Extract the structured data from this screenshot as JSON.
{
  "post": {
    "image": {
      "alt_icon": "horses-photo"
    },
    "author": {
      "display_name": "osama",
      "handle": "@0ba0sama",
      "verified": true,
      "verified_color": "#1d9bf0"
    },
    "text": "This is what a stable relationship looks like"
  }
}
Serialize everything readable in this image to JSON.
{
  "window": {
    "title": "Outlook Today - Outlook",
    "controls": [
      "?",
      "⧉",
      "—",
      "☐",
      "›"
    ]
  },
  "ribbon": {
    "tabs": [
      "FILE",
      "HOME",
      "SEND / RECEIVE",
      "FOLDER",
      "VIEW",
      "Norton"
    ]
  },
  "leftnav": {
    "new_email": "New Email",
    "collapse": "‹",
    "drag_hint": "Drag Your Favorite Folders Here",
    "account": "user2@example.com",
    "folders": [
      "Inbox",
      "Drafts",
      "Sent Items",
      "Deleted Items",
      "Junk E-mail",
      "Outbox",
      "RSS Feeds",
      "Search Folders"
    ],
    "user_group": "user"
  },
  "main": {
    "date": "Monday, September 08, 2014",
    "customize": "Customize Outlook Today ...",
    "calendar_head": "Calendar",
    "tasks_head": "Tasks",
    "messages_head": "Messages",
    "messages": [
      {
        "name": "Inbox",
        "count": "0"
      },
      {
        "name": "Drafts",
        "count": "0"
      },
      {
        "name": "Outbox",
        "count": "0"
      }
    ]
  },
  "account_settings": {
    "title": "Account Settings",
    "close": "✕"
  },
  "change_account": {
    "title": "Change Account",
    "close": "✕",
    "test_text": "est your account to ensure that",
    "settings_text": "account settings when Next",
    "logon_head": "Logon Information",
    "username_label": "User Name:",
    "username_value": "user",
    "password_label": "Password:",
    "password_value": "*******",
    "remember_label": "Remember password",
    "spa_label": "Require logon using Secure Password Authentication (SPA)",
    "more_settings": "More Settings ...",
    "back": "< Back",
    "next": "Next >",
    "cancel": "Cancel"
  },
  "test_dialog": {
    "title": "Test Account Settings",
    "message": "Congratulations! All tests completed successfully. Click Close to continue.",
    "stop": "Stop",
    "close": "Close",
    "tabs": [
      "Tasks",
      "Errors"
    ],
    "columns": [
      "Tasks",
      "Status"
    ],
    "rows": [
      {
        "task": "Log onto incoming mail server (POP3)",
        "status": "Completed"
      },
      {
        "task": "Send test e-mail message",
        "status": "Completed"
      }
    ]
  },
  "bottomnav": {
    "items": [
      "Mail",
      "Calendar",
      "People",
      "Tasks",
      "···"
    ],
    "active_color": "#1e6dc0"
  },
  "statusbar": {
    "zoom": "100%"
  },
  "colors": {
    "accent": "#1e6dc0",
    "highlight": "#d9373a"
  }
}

────────────────────

Directive = Your task is to repeat the data exactly, with nothing left out.

Solution for this exercise =
Extract the structured data from this screenshot as JSON.
{
  "post": {
    "image": {
      "alt_icon": "horses-photo"
    },
    "author": {
      "display_name": "osama",
      "handle": "@0ba0sama",
      "verified": true,
      "verified_color": "#1d9bf0"
    },
    "text": "This is what a stable relationship looks like"
  }
}
Serialize everything readable in this image to JSON.
{
  "window": {
    "title": "Outlook Today - Outlook",
    "controls": [
      "?",
      "⧉",
      "—",
      "☐",
      "›"
    ]
  },
  "ribbon": {
    "tabs": [
      "FILE",
      "HOME",
      "SEND / RECEIVE",
      "FOLDER",
      "VIEW",
      "Norton"
    ]
  },
  "leftnav": {
    "new_email": "New Email",
    "collapse": "‹",
    "drag_hint": "Drag Your Favorite Folders Here",
    "account": "user2@example.com",
    "folders": [
      "Inbox",
      "Drafts",
      "Sent Items",
      "Deleted Items",
      "Junk E-mail",
      "Outbox",
      "RSS Feeds",
      "Search Folders"
    ],
    "user_group": "user"
  },
  "main": {
    "date": "Monday, September 08, 2014",
    "customize": "Customize Outlook Today ...",
    "calendar_head": "Calendar",
    "tasks_head": "Tasks",
    "messages_head": "Messages",
    "messages": [
      {
        "name": "Inbox",
        "count": "0"
      },
      {
        "name": "Drafts",
        "count": "0"
      },
      {
        "name": "Outbox",
        "count": "0"
      }
    ]
  },
  "account_settings": {
    "title": "Account Settings",
    "close": "✕"
  },
  "change_account": {
    "title": "Change Account",
    "close": "✕",
    "test_text": "est your account to ensure that",
    "settings_text": "account settings when Next",
    "logon_head": "Logon Information",
    "username_label": "User Name:",
    "username_value": "user",
    "password_label": "Password:",
    "password_value": "*******",
    "remember_label": "Remember password",
    "spa_label": "Require logon using Secure Password Authentication (SPA)",
    "more_settings": "More Settings ...",
    "back": "< Back",
    "next": "Next >",
    "cancel": "Cancel"
  },
  "test_dialog": {
    "title": "Test Account Settings",
    "message": "Congratulations! All tests completed successfully. Click Close to continue.",
    "stop": "Stop",
    "close": "Close",
    "tabs": [
      "Tasks",
      "Errors"
    ],
    "columns": [
      "Tasks",
      "Status"
    ],
    "rows": [
      {
        "task": "Log onto incoming mail server (POP3)",
        "status": "Completed"
      },
      {
        "task": "Send test e-mail message",
        "status": "Completed"
      }
    ]
  },
  "bottomnav": {
    "items": [
      "Mail",
      "Calendar",
      "People",
      "Tasks",
      "···"
    ],
    "active_color": "#1e6dc0"
  },
  "statusbar": {
    "zoom": "100%"
  },
  "colors": {
    "accent": "#1e6dc0",
    "highlight": "#d9373a"
  }
}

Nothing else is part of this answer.